Given data

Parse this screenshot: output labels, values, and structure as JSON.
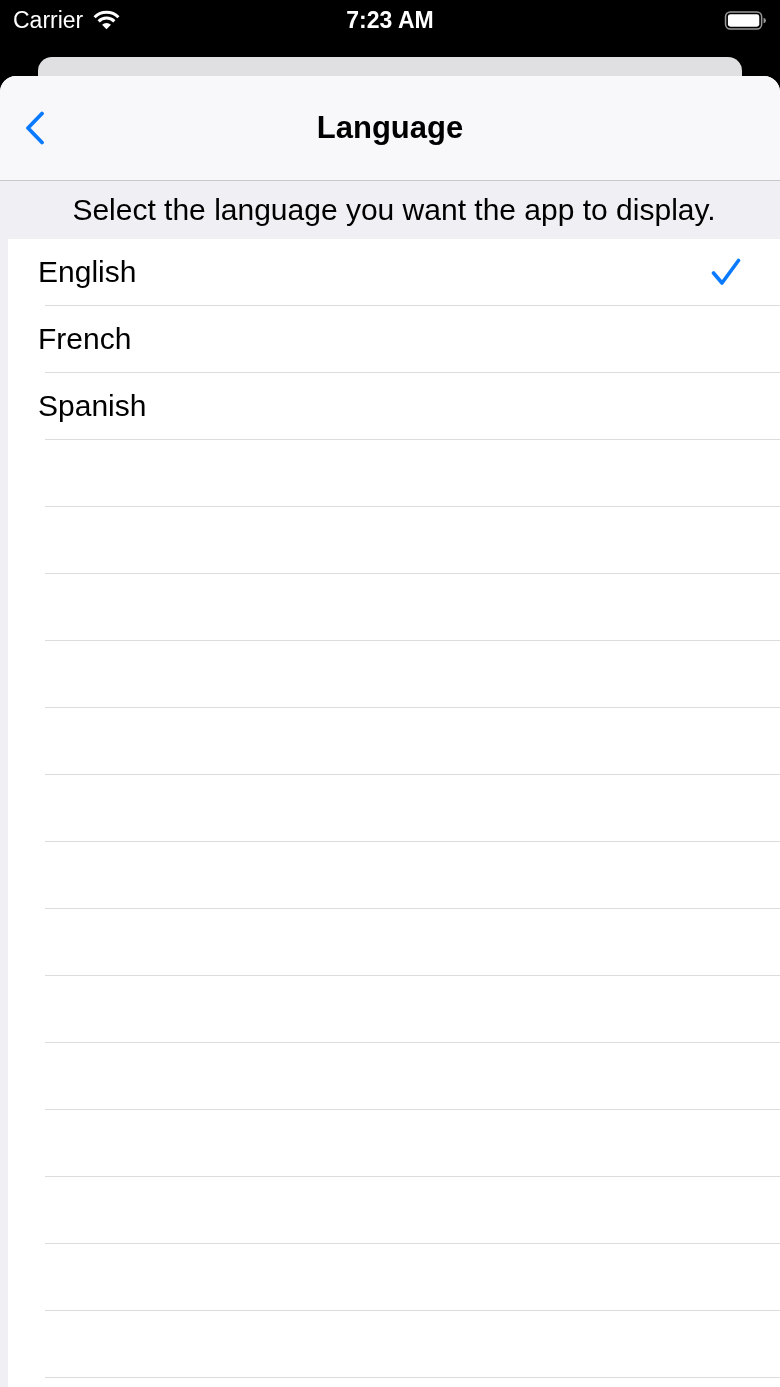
{
  "status_bar": {
    "carrier": "Carrier",
    "time": "7:23 AM"
  },
  "navigation_bar": {
    "title": "Language"
  },
  "header": "Select the language you want the app to display.",
  "languages": [
    {
      "label": "English",
      "selected": true
    },
    {
      "label": "French",
      "selected": false
    },
    {
      "label": "Spanish",
      "selected": false
    }
  ]
}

Work to do
Give the material again exactly as it is, but keep the pictures out.

Response to the task
Parse this screenshot: output labels, values, and structure as JSON.
{
  "status_bar": {
    "carrier": "Carrier",
    "time": "7:23 AM"
  },
  "navigation_bar": {
    "title": "Language"
  },
  "header": "Select the language you want the app to display.",
  "languages": [
    {
      "label": "English",
      "selected": true
    },
    {
      "label": "French",
      "selected": false
    },
    {
      "label": "Spanish",
      "selected": false
    }
  ]
}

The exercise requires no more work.